:: What you need to do ::
Every line below that mentions the word "name" should be copied out.

:: Given records ::
◇ ◇ ◇ ◇ ◇
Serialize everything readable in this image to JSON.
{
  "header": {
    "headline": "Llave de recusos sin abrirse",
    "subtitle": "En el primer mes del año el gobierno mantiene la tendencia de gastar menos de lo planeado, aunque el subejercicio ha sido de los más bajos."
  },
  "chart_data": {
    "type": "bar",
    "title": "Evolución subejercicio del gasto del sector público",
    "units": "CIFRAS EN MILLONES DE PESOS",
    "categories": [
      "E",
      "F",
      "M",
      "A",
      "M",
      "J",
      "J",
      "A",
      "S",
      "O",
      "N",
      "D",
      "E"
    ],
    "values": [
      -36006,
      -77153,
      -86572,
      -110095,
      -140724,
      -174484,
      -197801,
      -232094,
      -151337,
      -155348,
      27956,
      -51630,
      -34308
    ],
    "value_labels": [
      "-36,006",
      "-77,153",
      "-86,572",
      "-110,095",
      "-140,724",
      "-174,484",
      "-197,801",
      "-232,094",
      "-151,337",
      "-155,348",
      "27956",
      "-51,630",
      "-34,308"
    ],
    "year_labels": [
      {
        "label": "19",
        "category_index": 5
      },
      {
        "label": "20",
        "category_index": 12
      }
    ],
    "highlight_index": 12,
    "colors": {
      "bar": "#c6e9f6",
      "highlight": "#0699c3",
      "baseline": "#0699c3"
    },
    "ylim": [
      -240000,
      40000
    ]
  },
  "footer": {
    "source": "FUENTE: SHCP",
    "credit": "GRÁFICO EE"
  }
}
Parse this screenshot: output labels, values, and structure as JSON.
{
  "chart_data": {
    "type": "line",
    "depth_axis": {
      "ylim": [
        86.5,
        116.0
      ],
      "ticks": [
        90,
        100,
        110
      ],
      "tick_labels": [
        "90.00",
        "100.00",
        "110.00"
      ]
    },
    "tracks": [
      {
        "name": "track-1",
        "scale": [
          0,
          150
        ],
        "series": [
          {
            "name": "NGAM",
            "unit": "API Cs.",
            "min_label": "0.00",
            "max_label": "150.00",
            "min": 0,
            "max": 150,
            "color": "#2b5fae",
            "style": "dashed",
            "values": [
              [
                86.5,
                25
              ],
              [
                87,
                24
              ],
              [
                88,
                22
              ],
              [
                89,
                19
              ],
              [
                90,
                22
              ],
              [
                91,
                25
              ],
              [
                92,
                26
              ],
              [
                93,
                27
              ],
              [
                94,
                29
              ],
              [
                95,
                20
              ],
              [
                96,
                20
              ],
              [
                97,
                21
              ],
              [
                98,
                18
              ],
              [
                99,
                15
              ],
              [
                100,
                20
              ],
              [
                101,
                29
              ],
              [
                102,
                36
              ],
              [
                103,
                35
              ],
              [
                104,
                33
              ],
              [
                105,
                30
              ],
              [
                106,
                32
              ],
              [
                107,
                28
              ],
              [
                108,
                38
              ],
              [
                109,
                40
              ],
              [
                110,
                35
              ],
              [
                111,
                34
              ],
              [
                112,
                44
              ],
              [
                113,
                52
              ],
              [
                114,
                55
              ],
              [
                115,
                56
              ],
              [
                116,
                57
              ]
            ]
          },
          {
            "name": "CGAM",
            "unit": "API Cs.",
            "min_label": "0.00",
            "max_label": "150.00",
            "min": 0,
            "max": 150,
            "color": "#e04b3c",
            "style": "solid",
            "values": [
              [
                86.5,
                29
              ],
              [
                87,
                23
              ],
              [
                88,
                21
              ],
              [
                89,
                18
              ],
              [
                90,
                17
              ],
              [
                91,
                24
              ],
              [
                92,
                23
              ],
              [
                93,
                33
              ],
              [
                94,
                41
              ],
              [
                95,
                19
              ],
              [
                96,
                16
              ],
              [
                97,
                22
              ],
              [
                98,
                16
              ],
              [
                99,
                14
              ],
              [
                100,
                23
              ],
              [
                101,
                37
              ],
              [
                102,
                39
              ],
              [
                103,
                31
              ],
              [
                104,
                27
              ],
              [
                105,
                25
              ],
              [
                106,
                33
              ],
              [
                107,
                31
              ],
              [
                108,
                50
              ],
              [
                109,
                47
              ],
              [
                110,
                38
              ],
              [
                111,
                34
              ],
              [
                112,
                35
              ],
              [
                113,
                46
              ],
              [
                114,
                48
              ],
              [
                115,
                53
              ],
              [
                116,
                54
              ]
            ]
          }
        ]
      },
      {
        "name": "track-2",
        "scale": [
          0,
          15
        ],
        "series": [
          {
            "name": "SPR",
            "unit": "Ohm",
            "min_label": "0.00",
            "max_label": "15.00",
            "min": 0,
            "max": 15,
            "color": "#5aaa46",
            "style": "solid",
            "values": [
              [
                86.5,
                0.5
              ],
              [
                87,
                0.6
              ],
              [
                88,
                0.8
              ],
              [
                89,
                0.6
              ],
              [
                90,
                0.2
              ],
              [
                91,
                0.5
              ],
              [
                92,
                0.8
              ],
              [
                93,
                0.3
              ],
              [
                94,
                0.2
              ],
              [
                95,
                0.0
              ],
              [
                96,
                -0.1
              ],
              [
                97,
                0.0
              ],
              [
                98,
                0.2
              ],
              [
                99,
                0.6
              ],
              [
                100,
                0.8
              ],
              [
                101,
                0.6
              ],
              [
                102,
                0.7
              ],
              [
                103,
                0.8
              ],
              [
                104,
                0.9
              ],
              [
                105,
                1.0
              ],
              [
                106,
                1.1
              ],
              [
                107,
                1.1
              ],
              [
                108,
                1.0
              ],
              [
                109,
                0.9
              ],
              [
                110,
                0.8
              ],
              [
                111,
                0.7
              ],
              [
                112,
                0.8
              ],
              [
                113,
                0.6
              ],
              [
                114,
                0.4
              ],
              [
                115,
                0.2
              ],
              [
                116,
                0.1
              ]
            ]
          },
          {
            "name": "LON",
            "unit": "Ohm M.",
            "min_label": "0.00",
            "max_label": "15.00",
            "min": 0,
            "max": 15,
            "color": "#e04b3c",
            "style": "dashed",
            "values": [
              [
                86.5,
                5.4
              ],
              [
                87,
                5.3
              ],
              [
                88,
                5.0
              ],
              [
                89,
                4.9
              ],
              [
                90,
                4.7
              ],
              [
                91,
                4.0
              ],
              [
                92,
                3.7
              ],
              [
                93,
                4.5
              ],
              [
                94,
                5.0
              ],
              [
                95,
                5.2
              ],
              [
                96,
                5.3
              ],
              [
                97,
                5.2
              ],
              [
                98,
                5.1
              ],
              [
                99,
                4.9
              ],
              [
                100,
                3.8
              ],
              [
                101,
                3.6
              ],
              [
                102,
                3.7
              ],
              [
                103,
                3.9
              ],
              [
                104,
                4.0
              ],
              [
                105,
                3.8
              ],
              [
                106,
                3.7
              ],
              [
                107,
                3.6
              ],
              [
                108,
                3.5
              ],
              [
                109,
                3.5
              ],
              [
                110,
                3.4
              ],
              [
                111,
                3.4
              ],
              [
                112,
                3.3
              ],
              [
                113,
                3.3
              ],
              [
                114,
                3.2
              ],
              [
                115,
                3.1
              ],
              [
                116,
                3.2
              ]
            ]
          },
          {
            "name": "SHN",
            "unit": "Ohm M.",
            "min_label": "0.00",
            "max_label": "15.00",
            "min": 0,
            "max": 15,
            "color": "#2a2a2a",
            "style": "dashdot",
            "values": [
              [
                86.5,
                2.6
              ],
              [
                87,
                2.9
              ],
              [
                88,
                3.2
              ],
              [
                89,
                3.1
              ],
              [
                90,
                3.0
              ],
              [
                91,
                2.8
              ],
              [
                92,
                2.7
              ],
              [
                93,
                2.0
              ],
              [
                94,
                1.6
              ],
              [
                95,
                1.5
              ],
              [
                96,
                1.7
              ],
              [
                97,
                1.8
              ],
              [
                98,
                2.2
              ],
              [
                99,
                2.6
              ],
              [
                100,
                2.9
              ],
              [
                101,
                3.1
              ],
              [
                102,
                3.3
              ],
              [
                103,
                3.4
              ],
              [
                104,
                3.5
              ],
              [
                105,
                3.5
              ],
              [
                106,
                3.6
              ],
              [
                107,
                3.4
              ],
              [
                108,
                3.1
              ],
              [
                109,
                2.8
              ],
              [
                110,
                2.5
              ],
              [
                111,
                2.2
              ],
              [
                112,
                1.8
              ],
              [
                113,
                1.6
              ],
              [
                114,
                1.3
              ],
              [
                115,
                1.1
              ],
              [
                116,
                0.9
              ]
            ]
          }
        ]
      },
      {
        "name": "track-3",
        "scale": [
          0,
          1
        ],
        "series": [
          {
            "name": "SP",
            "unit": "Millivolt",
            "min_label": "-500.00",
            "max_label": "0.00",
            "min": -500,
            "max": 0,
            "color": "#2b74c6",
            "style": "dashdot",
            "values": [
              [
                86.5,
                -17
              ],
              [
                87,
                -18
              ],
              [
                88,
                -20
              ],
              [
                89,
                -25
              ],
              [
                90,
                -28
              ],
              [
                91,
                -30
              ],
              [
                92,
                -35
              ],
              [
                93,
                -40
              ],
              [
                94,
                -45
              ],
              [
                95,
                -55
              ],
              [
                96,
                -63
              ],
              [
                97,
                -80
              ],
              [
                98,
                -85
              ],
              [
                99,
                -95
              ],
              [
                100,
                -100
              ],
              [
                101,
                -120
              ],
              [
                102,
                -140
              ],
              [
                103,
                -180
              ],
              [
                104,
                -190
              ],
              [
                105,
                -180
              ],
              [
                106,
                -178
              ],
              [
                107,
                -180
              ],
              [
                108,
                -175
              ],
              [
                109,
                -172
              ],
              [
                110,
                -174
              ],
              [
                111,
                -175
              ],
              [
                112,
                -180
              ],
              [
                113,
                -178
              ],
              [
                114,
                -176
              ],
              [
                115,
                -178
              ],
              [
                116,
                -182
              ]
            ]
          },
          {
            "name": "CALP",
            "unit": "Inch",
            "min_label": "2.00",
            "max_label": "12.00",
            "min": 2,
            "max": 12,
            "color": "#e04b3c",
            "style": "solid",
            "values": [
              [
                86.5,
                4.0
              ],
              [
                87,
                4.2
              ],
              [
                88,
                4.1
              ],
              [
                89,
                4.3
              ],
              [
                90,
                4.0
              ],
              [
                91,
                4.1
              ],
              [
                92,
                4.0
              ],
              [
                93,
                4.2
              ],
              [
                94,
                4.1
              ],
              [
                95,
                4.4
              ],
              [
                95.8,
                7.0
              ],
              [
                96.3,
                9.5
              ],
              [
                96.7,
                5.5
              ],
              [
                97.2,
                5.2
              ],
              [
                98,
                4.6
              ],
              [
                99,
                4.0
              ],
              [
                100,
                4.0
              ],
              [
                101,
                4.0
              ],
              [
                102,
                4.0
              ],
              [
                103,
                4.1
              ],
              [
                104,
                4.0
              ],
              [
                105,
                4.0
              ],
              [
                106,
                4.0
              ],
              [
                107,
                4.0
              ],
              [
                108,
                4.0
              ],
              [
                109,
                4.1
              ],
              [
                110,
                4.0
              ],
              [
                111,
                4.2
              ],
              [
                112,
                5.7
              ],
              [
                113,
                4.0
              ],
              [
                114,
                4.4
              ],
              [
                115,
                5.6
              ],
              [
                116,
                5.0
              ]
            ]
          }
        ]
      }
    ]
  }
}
◇ ◇ ◇ ◇ ◇
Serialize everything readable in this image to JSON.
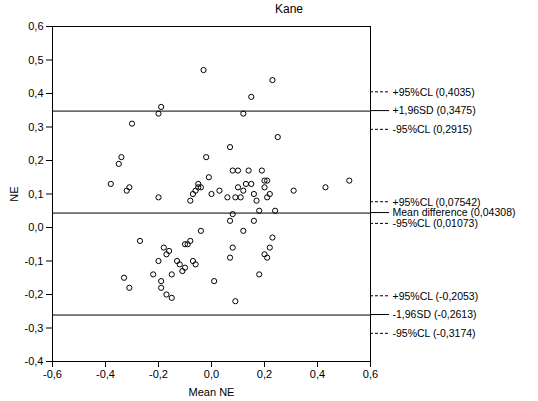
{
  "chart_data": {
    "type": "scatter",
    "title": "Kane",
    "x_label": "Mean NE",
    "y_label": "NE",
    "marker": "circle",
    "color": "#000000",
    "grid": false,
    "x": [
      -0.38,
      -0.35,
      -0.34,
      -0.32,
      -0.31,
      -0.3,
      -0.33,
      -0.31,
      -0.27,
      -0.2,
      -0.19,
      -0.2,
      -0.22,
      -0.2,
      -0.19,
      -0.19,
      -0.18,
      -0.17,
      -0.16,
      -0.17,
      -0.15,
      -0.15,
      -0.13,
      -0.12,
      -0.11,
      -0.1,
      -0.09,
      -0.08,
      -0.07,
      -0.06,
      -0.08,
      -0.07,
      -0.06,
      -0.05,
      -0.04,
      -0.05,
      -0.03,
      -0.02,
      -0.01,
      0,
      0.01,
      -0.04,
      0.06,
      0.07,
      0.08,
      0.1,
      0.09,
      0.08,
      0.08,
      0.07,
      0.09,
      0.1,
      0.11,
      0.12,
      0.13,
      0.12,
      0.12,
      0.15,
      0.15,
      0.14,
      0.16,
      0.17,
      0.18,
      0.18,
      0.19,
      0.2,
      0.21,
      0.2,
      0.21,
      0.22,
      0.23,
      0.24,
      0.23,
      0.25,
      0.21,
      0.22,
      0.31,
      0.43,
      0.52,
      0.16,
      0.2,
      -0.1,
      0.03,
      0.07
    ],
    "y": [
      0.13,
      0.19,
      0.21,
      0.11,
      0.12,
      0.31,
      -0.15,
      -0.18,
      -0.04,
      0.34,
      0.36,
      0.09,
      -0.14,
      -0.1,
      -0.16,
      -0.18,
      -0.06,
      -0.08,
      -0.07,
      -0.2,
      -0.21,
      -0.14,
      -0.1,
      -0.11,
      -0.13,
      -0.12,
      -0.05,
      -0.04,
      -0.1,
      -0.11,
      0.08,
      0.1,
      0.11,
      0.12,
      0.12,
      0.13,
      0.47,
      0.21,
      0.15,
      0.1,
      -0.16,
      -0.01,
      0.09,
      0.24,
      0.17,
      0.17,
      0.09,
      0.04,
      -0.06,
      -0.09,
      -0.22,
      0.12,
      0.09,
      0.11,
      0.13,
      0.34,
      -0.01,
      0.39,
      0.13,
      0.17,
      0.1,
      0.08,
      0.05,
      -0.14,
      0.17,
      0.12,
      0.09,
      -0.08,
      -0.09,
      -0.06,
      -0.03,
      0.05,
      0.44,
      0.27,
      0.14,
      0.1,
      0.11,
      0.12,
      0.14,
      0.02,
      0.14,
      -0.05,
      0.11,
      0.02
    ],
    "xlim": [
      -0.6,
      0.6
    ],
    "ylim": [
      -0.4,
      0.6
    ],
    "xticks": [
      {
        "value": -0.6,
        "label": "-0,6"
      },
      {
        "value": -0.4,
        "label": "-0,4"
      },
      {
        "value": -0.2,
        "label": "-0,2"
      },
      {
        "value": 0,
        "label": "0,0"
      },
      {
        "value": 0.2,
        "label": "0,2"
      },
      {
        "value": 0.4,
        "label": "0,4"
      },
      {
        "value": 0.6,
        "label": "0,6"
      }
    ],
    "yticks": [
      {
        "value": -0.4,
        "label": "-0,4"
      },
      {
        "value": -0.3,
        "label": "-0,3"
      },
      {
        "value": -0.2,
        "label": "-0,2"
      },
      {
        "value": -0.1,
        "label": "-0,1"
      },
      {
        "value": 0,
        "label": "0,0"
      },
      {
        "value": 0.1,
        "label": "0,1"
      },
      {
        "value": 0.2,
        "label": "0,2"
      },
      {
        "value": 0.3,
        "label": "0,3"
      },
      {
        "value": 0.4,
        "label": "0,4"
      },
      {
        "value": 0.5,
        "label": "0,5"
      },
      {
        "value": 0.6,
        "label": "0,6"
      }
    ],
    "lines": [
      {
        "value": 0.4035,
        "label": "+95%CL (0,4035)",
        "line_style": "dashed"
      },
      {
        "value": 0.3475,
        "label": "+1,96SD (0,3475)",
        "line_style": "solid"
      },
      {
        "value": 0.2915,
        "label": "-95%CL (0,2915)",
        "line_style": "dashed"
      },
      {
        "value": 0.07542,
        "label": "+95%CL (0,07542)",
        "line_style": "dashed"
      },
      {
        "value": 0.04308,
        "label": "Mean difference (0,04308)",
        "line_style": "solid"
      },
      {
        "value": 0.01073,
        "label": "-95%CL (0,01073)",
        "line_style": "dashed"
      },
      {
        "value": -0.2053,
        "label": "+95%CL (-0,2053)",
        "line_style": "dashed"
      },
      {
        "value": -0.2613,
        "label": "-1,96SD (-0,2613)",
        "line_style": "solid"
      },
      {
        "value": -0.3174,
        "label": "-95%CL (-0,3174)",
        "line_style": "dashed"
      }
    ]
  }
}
◇ ◇ ◇ ◇ ◇
:: Exercise result ::
        "name": "track-1",
            "name": "NGAM",
            "name": "CGAM",
        "name": "track-2",
            "name": "SPR",
            "name": "LON",
            "name": "SHN",
        "name": "track-3",
            "name": "SP",
            "name": "CALP",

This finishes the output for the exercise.